## STORED DATA
>> BEGIN
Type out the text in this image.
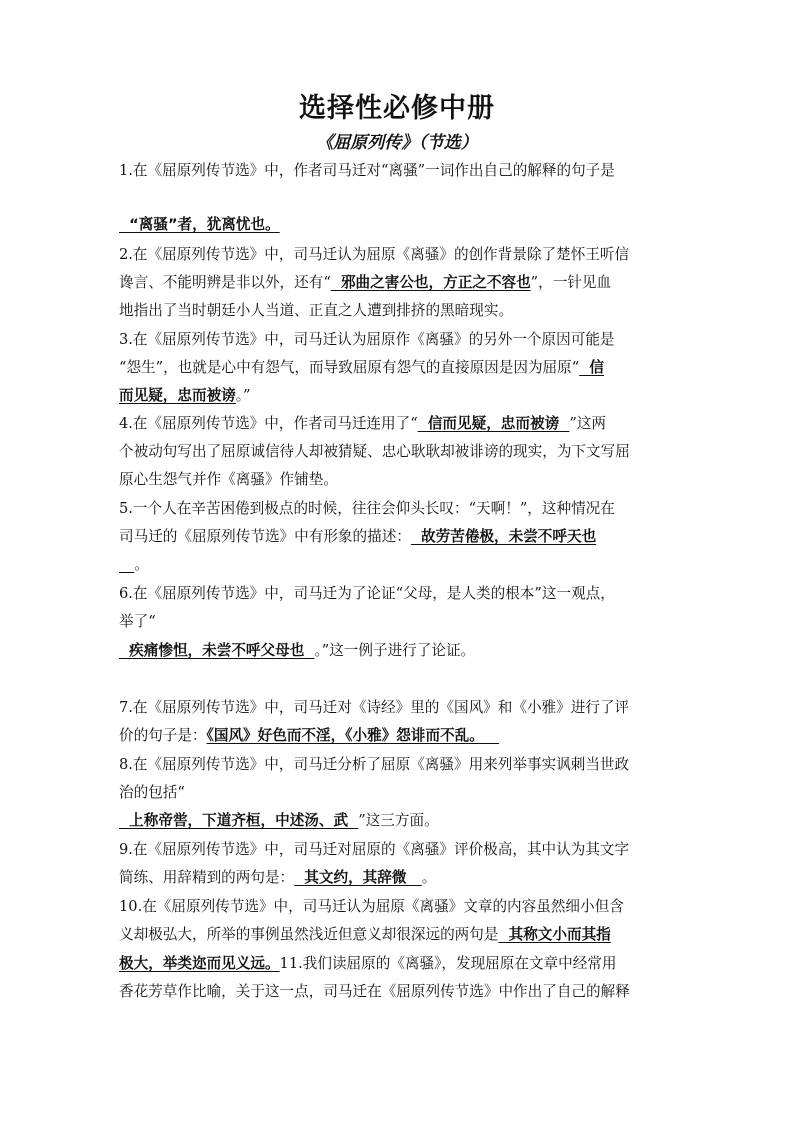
选择性必修中册
《屈原列传》（节选）
1.在《屈原列传节选》中，作者司马迁对“离骚”一词作出自己的解释的句子是
“离骚”者，犹离忧也。
2.在《屈原列传节选》中，司马迁认为屈原《离骚》的创作背景除了楚怀王听信
谗言、不能明辨是非以外，还有“  邪曲之害公也，方正之不容也”，一针见血
地指出了当时朝廷小人当道、正直之人遭到排挤的黑暗现实。
3.在《屈原列传节选》中，司马迁认为屈原作《离骚》的另外一个原因可能是
“怨生”，也就是心中有怨气，而导致屈原有怨气的直接原因是因为屈原“  信
而见疑，忠而被谤。”
4.在《屈原列传节选》中，作者司马迁连用了“  信而见疑，忠而被谤  ”这两
个被动句写出了屈原诚信待人却被猜疑、忠心耿耿却被诽谤的现实，为下文写屈
原心生怨气并作《离骚》作铺垫。
5.一个人在辛苦困倦到极点的时候，往往会仰头长叹：“天啊！”，这种情况在
司马迁的《屈原列传节选》中有形象的描述：  故劳苦倦极，未尝不呼天也
。
6.在《屈原列传节选》中，司马迁为了论证“父母，是人类的根本”这一观点，
举了“
疾痛惨怛，未尝不呼父母也  。”这一例子进行了论证。
7.在《屈原列传节选》中，司马迁对《诗经》里的《国风》和《小雅》进行了评
价的句子是：《国风》好色而不淫，《小雅》怨诽而不乱。
8.在《屈原列传节选》中，司马迁分析了屈原《离骚》用来列举事实讽刺当世政
治的包括“
上称帝喾，下道齐桓，中述汤、武  ”这三方面。
9.在《屈原列传节选》中，司马迁对屈原的《离骚》评价极高，其中认为其文字
简练、用辞精到的两句是：  其文约，其辞微   。
10.在《屈原列传节选》中，司马迁认为屈原《离骚》文章的内容虽然细小但含
义却极弘大，所举的事例虽然浅近但意义却很深远的两句是  其称文小而其指
极大，举类迩而见义远。11.我们读屈原的《离骚》，发现屈原在文章中经常用
香花芳草作比喻，关于这一点，司马迁在《屈原列传节选》中作出了自己的解释
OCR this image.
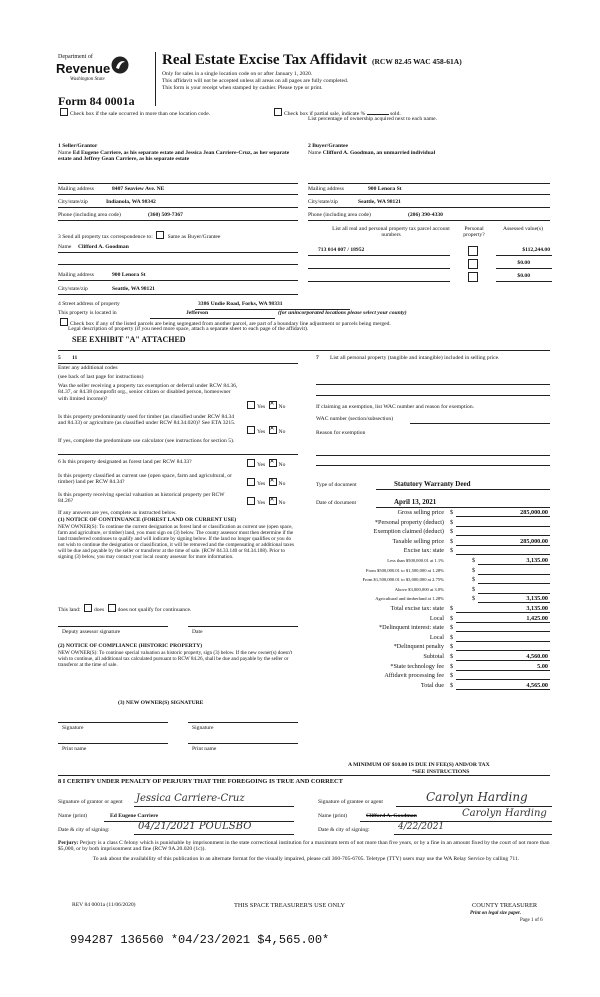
Department of
Revenue
Washington State
Form 84 0001a
Real Estate Excise Tax Affidavit (RCW 82.45 WAC 458-61A)
Only for sales in a single location code on or after January 1, 2020.
This affidavit will not be accepted unless all areas on all pages are fully completed.
This form is your receipt when stamped by cashier. Please type or print.
Check box if the sale occurred in more than one location code.	Check box if partial sale, indicate %	sold.
List percentage of ownership acquired next to each name.
1 Seller/Grantor
Name Ed Eugene Carriere, as his separate estate and Jessica Jean Carriere-Cruz, as her separate estate and Jeffrey Gean Carriere, as his separate estate
Mailing address	8407 Seaview Ave. NE
City/state/zip	Indianola, WA 98342
Phone (including area code)	(360) 509-7367
2 Buyer/Grantee
Name Clifford A. Goodman, an unmarried individual
Mailing address	900 Lenora St
City/state/zip	Seattle, WA 98121
Phone (including area code)	(206) 390-4330
3 Send all property tax correspondence to:	Same as Buyer/Grantee
Name Clifford A. Goodman
Mailing address	900 Lenora St
City/state/zip	Seattle, WA 98121
List all real and personal property tax parcel account numbers
Personal property?
Assessed value(s)
713 014 007 / 18952	$112,244.00
$0.00
$0.00
4 Street address of property	3386 Undie Road, Forks, WA 98331
This property is located in	Jefferson	(for unincorporated locations please select your county)
Check box if any of the listed parcels are being segregated from another parcel, are part of a boundary line adjustment or parcels being merged.
Legal description of property (if you need more space, attach a separate sheet to each page of the affidavit).
SEE EXHIBIT "A" ATTACHED
5 11
Enter any additional codes
(see back of last page for instructions)
Was the seller receiving a property tax exemption or deferral under RCW 84.36, 84.37, or 84.38 (nonprofit org., senior citizen or disabled person, homeowner with limited income)?
Yes ✕ No
Is this property predominantly used for timber (as classified under RCW 84.34 and 84.33) or agriculture (as classified under RCW 84.34.020)? See ETA 3215.
Yes ✕ No
If yes, complete the predominate use calculator (see instructions for section 5).
6 Is this property designated as forest land per RCW 84.33?	Yes ✕ No
Is this property classified as current use (open space, farm and agricultural, or timber) land per RCW 84.34?	Yes ✕ No
Is this property receiving special valuation as historical property per RCW 84.26?	Yes ✕ No
If any answers are yes, complete as instructed below.
(1) NOTICE OF CONTINUANCE (FOREST LAND OR CURRENT USE)
NEW OWNER(S): To continue the current designation as forest land or classification as current use (open space, farm and agriculture, or timber) land, you must sign on (3) below. The county assessor must then determine if the land transferred continues to qualify and will indicate by signing below. If the land no longer qualifies or you do not wish to continue the designation or classification, it will be removed and the compensating or additional taxes will be due and payable by the seller or transferor at the time of sale. (RCW 84.33.140 or 84.34.108). Prior to signing (3) below, you may contact your local county assessor for more information.
This land: does does not qualify for continuance.
Deputy assessor signature	Date
(2) NOTICE OF COMPLIANCE (HISTORIC PROPERTY)
NEW OWNER(S): To continue special valuation as historic property, sign (3) below. If the new owner(s) doesn't wish to continue, all additional tax calculated pursuant to RCW 84.26, shall be due and payable by the seller or transferor at the time of sale.
(3) NEW OWNER(S) SIGNATURE
Signature	Signature
Print name	Print name
7 List all personal property (tangible and intangible) included in selling price.
If claiming an exemption, list WAC number and reason for exemption.
WAC number (section/subsection)
Reason for exemption
Type of document	Statutory Warranty Deed
Date of document	April 13, 2021
Gross selling price $	285,000.00
*Personal property (deduct) $
Exemption claimed (deduct) $
Taxable selling price $	285,000.00
Excise tax: state $
Less than $500,000.01 at 1.1%	$	3,135.00
From $500,000.01 to $1,500,000 at 1.28%	$
From $1,500,000.01 to $3,000,000 at 2.75%	$
Above $3,000,000 at 3.0%	$
Agricultural and timberland at 1.28%	$	3,135.00
Total excise tax: state $	3,135.00
Local $	1,425.00
*Delinquent interest: state $
Local $
*Delinquent penalty $
Subtotal $	4,560.00
*State technology fee $	5.00
Affidavit processing fee $
Total due $	4,565.00
A MINIMUM OF $10.00 IS DUE IN FEE(S) AND/OR TAX
*SEE INSTRUCTIONS
8 I CERTIFY UNDER PENALTY OF PERJURY THAT THE FOREGOING IS TRUE AND CORRECT
Signature of grantor or agent Jessica Carriere-Cruz
Name (print)	Ed Eugene Carriere
Date & city of signing:	04/21/2021 POULSBO
Signature of grantee or agent	Carolyn Harding
Name (print)	Clifford A. Goodman	Carolyn Harding
Date & city of signing:	4/22/2021
Perjury: Perjury is a class C felony which is punishable by imprisonment in the state correctional institution for a maximum term of not more than five years, or by a fine in an amount fixed by the court of not more than $5,000, or by both imprisonment and fine (RCW 9A.20.020 (1c)).
To ask about the availability of this publication in an alternate format for the visually impaired, please call 360-705-6705. Teletype (TTY) users may use the WA Relay Service by calling 711.
REV 84 0001a (11/06/2020)	THIS SPACE TREASURER'S USE ONLY	COUNTY TREASURER
Print on legal size paper.
Page 1 of 6
994287 136560 *04/23/2021 $4,565.00*
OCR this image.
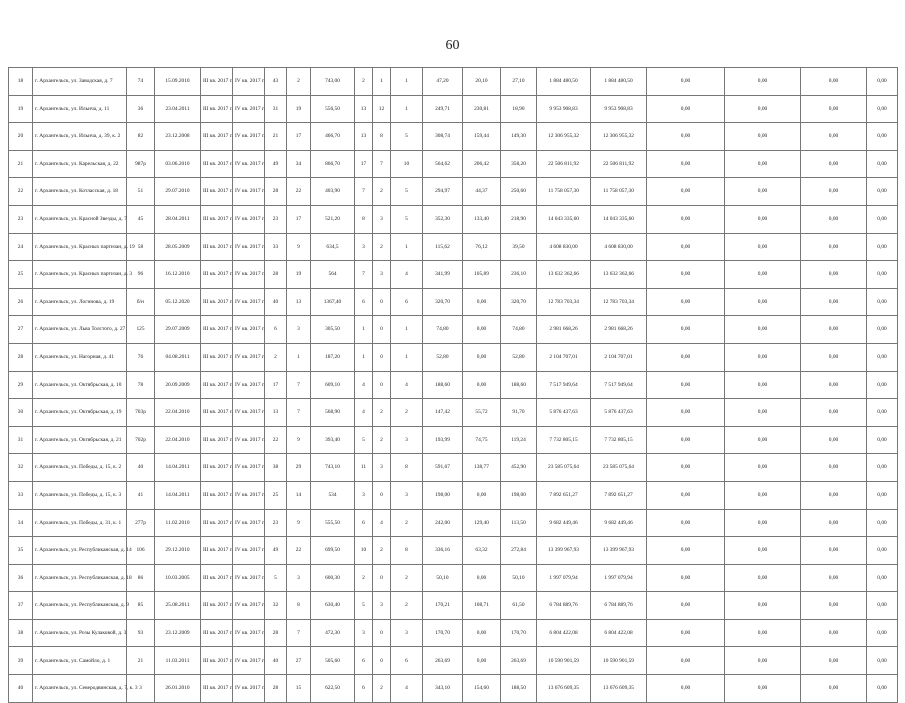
60
18	г. Архангельск, ул. Заводская, д. 7	74	15.09.2010	III кв. 2017 г.	IV кв. 2017 г.	43	2	743,00	2	1	1	47,20	20,10	27,10	1 884 480,50	1 884 480,50	0,00	0,00	0,00	0,00
19	г. Архангельск, ул. Ильича, д. 11	36	23.04.2011	III кв. 2017 г.	IV кв. 2017 г.	31	19	556,50	13	12	1	249,71	230,81	18,90	9 953 908,83	9 953 908,83	0,00	0,00	0,00	0,00
20	г. Архангельск, ул. Ильича, д. 39, к. 2	82	23.12.2008	III кв. 2017 г.	IV кв. 2017 г.	21	17	466,70	13	8	5	308,74	159,44	149,30	12 306 955,32	12 306 955,32	0,00	0,00	0,00	0,00
21	г. Архангельск, ул. Карельская, д. 22	987р	03.06.2010	III кв. 2017 г.	IV кв. 2017 г.	49	34	866,70	17	7	10	564,62	206,42	358,20	22 506 811,92	22 506 811,92	0,00	0,00	0,00	0,00
22	г. Архангельск, ул. Котласская, д. 18	51	29.07.2010	III кв. 2017 г.	IV кв. 2017 г.	28	22	403,90	7	2	5	294,97	44,37	250,60	11 758 057,30	11 758 057,30	0,00	0,00	0,00	0,00
23	г. Архангельск, ул. Красной Звезды, д. 7	45	28.04.2011	III кв. 2017 г.	IV кв. 2017 г.	23	17	521,20	8	3	5	352,30	133,40	218,90	14 043 335,60	14 043 335,60	0,00	0,00	0,00	0,00
24	г. Архангельск, ул. Красных партизан, д. 19	58	28.05.2009	III кв. 2017 г.	IV кв. 2017 г.	33	9	634,5	3	2	1	115,62	76,12	39,50	4 608 830,00	4 608 830,00	0,00	0,00	0,00	0,00
25	г. Архангельск, ул. Красных партизан, д. 3	96	16.12.2010	III кв. 2017 г.	IV кв. 2017 г.	28	19	564	7	3	4	341,99	105,89	236,10	13 632 362,66	13 632 362,66	0,00	0,00	0,00	0,00
26	г. Архангельск, ул. Логинова, д. 19	б/н	05.12.2020	III кв. 2017 г.	IV кв. 2017 г.	40	13	1367,40	6	0	6	320,70	0,00	320,70	12 783 703,34	12 783 703,34	0,00	0,00	0,00	0,00
27	г. Архангельск, ул. Льва Толстого, д. 27	125	29.07.2009	III кв. 2017 г.	IV кв. 2017 г.	6	3	305,50	1	0	1	74,80	0,00	74,80	2 981 668,26	2 981 668,26	0,00	0,00	0,00	0,00
28	г. Архангельск, ул. Нагорная, д. 41	76	04.08.2011	III кв. 2017 г.	IV кв. 2017 г.	2	1	187,20	1	0	1	52,80	0,00	52,80	2 104 707,01	2 104 707,01	0,00	0,00	0,00	0,00
29	г. Архангельск, ул. Октябрьская, д. 10	78	20.09.2009	III кв. 2017 г.	IV кв. 2017 г.	17	7	609,10	4	0	4	188,60	0,00	188,60	7 517 949,64	7 517 949,64	0,00	0,00	0,00	0,00
30	г. Архангельск, ул. Октябрьская, д. 19	703р	22.04.2010	III кв. 2017 г.	IV кв. 2017 г.	13	7	568,90	4	2	2	147,42	55,72	91,70	5 876 437,63	5 876 437,63	0,00	0,00	0,00	0,00
31	г. Архангельск, ул. Октябрьская, д. 21	702р	22.04.2010	III кв. 2017 г.	IV кв. 2017 г.	22	9	393,40	5	2	3	193,99	74,75	119,24	7 732 805,15	7 732 805,15	0,00	0,00	0,00	0,00
32	г. Архангельск, ул. Победы, д. 15, к. 2	40	14.04.2011	III кв. 2017 г.	IV кв. 2017 г.	38	29	743,10	11	3	8	591,67	138,77	452,90	23 585 075,64	23 585 075,64	0,00	0,00	0,00	0,00
33	г. Архангельск, ул. Победы, д. 15, к. 3	41	14.04.2011	III кв. 2017 г.	IV кв. 2017 г.	25	14	534	3	0	3	198,00	0,00	198,00	7 892 651,27	7 892 651,27	0,00	0,00	0,00	0,00
34	г. Архангельск, ул. Победы, д. 31, к. 1	277р	11.02.2010	III кв. 2017 г.	IV кв. 2017 г.	23	9	555,50	6	4	2	242,00	129,40	113,50	9 682 449,46	9 682 449,46	0,00	0,00	0,00	0,00
35	г. Архангельск, ул. Республиканская, д. 14	106	29.12.2010	III кв. 2017 г.	IV кв. 2017 г.	49	22	699,50	10	2	8	336,16	63,32	272,84	13 399 967,93	13 399 967,93	0,00	0,00	0,00	0,00
36	г. Архангельск, ул. Республиканская, д. 18	86	10.03.2005	III кв. 2017 г.	IV кв. 2017 г.	5	3	600,30	2	0	2	50,10	0,00	50,10	1 997 079,94	1 997 079,94	0,00	0,00	0,00	0,00
37	г. Архангельск, ул. Республиканская, д. 9	85	25.08.2011	III кв. 2017 г.	IV кв. 2017 г.	32	8	630,40	5	3	2	170,21	108,71	61,50	6 784 889,76	6 784 889,76	0,00	0,00	0,00	0,00
38	г. Архангельск, ул. Розы Кулаковой, д. 3	93	23.12.2009	III кв. 2017 г.	IV кв. 2017 г.	28	7	472,30	3	0	3	170,70	0,00	170,70	6 804 422,08	6 804 422,08	0,00	0,00	0,00	0,00
39	г. Архангельск, ул. Самойло, д. 1	21	11.03.2011	III кв. 2017 г.	IV кв. 2017 г.	40	27	505,60	6	0	6	263,69	0,00	263,69	10 590 901,59	10 590 901,59	0,00	0,00	0,00	0,00
40	г. Архангельск, ул. Северодвинская, д. 7, к. 3	3	26.01.2010	III кв. 2017 г.	IV кв. 2017 г.	28	15	622,50	6	2	4	343,10	154,60	188,50	13 676 609,35	13 676 609,35	0,00	0,00	0,00	0,00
>> END
## GIVEN PROBLEM
Of the lines in the entries above, how many include "Cruz"? Only the number should be given.

## EXERCISE OUTPUT
2